• Stated task: Quote the listing below in its entirety, omitting every image.

Begin Provided entries

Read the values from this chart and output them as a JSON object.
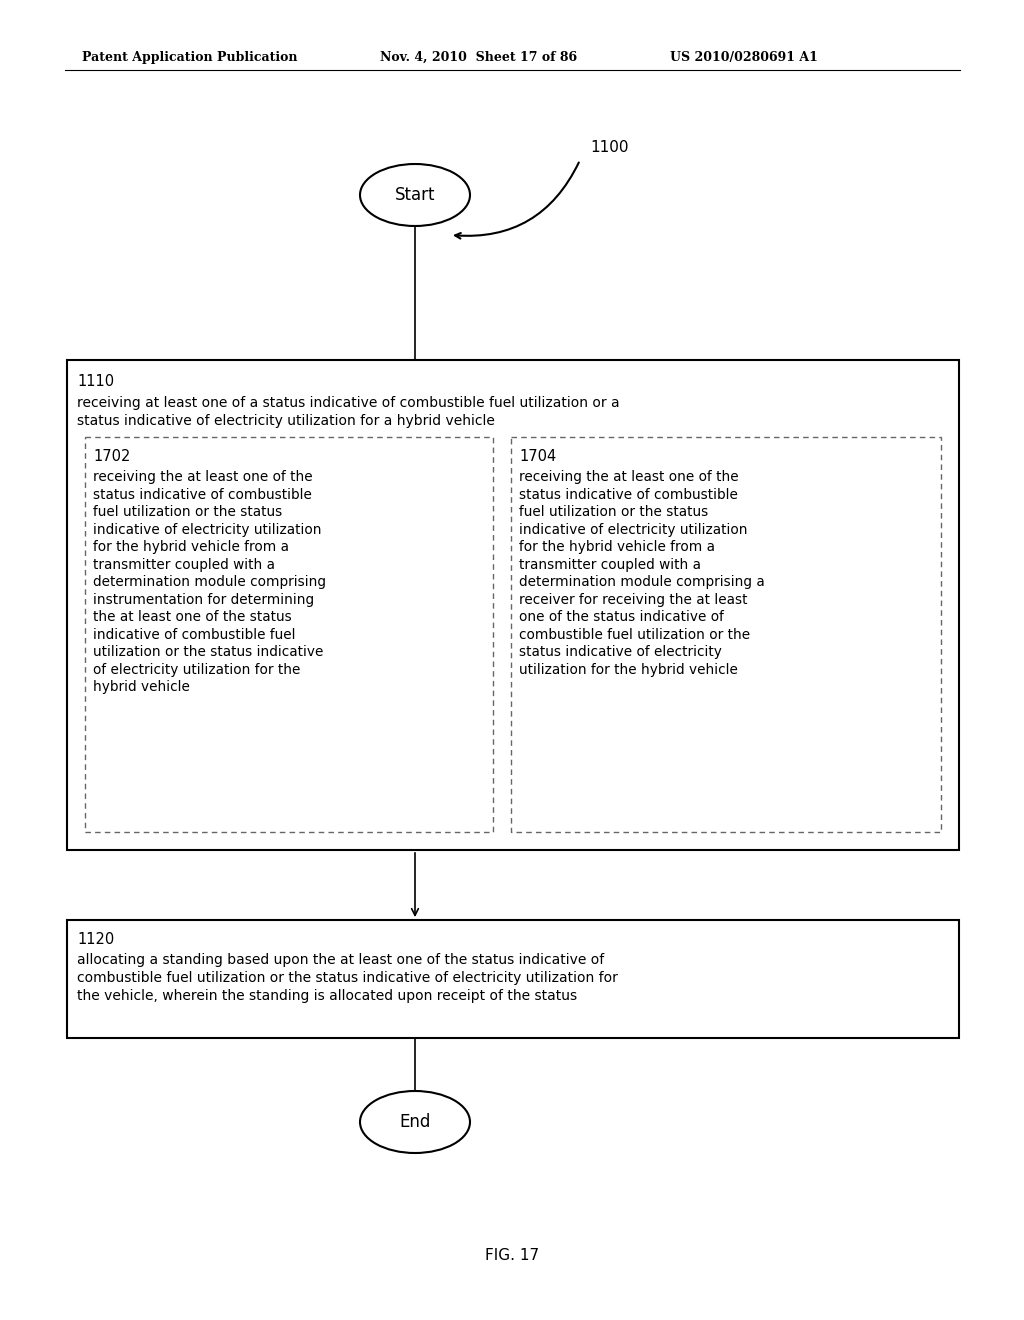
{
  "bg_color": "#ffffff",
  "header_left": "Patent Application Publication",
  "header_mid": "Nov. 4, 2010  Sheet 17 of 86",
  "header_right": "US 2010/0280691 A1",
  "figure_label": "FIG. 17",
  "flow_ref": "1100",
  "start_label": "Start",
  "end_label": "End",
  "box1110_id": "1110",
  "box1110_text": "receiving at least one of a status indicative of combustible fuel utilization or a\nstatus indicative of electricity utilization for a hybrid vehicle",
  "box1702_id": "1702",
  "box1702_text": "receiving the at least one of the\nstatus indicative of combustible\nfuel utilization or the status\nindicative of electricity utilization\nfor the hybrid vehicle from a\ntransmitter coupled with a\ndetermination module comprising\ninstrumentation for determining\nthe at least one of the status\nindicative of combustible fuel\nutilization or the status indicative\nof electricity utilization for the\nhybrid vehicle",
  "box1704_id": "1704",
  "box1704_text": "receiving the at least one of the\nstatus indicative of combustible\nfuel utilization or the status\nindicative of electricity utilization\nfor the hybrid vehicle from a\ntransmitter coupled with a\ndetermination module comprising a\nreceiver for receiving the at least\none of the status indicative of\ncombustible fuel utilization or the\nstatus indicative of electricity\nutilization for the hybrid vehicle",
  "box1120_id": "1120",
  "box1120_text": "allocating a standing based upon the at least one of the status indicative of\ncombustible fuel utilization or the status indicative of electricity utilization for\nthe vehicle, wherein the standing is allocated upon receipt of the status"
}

End Provided entries

• The reply:
Read the values from this chart and output them as a JSON object.
{
  "bg_color": "#ffffff",
  "header_left": "Patent Application Publication",
  "header_mid": "Nov. 4, 2010  Sheet 17 of 86",
  "header_right": "US 2010/0280691 A1",
  "figure_label": "FIG. 17",
  "flow_ref": "1100",
  "start_label": "Start",
  "end_label": "End",
  "box1110_id": "1110",
  "box1110_text": "receiving at least one of a status indicative of combustible fuel utilization or a\nstatus indicative of electricity utilization for a hybrid vehicle",
  "box1702_id": "1702",
  "box1702_text": "receiving the at least one of the\nstatus indicative of combustible\nfuel utilization or the status\nindicative of electricity utilization\nfor the hybrid vehicle from a\ntransmitter coupled with a\ndetermination module comprising\ninstrumentation for determining\nthe at least one of the status\nindicative of combustible fuel\nutilization or the status indicative\nof electricity utilization for the\nhybrid vehicle",
  "box1704_id": "1704",
  "box1704_text": "receiving the at least one of the\nstatus indicative of combustible\nfuel utilization or the status\nindicative of electricity utilization\nfor the hybrid vehicle from a\ntransmitter coupled with a\ndetermination module comprising a\nreceiver for receiving the at least\none of the status indicative of\ncombustible fuel utilization or the\nstatus indicative of electricity\nutilization for the hybrid vehicle",
  "box1120_id": "1120",
  "box1120_text": "allocating a standing based upon the at least one of the status indicative of\ncombustible fuel utilization or the status indicative of electricity utilization for\nthe vehicle, wherein the standing is allocated upon receipt of the status"
}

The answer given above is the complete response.